** Exercise materials **
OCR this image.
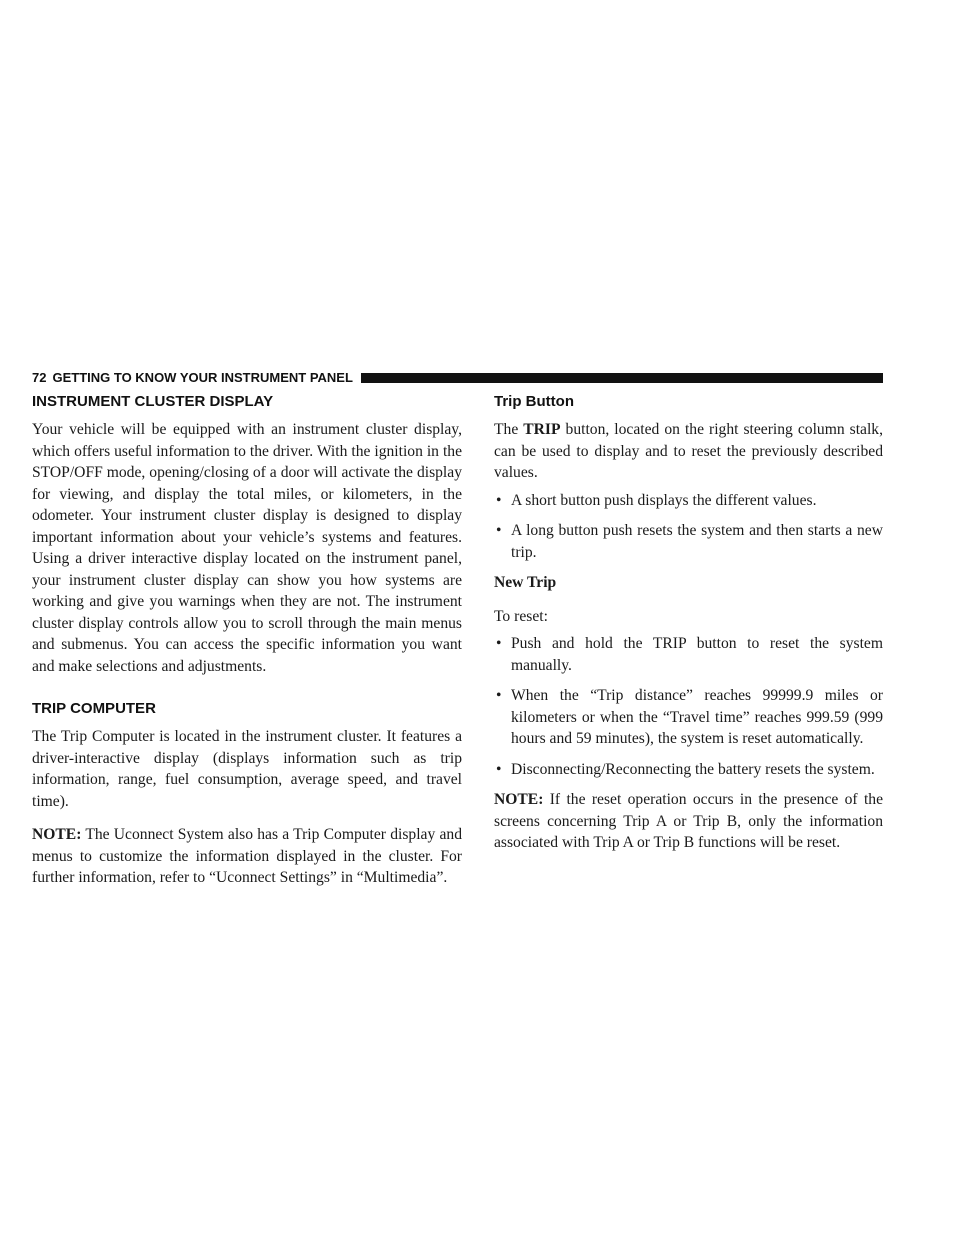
72 GETTING TO KNOW YOUR INSTRUMENT PANEL
INSTRUMENT CLUSTER DISPLAY

Your vehicle will be equipped with an instrument cluster display, which offers useful information to the driver. With the ignition in the STOP/OFF mode, opening/closing of a door will activate the display for viewing, and display the total miles, or kilometers, in the odometer. Your instrument cluster display is designed to display important information about your vehicle’s systems and features. Using a driver interactive display located on the instrument panel, your instrument cluster display can show you how systems are working and give you warnings when they are not. The instrument cluster display controls allow you to scroll through the main menus and submenus. You can access the specific information you want and make selections and adjustments.

TRIP COMPUTER

The Trip Computer is located in the instrument cluster. It features a driver-interactive display (displays information such as trip information, range, fuel consumption, average speed, and travel time).

NOTE: The Uconnect System also has a Trip Computer display and menus to customize the information displayed in the cluster. For further information, refer to “Uconnect Settings” in “Multimedia”.

Trip Button

The TRIP button, located on the right steering column stalk, can be used to display and to reset the previously described values.

• A short button push displays the different values.
• A long button push resets the system and then starts a new trip.
New Trip

To reset:

• Push and hold the TRIP button to reset the system manually.
• When the “Trip distance” reaches 99999.9 miles or kilometers or when the “Travel time” reaches 999.59 (999 hours and 59 minutes), the system is reset automatically.
• Disconnecting/Reconnecting the battery resets the system.

NOTE: If the reset operation occurs in the presence of the screens concerning Trip A or Trip B, only the information associated with Trip A or Trip B functions will be reset.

** To do **
Which lines of the data above contain "resets"? Copy each one.

** Exercise response **
• A long button push resets the system and then starts a new trip.
• Disconnecting/Reconnecting the battery resets the system.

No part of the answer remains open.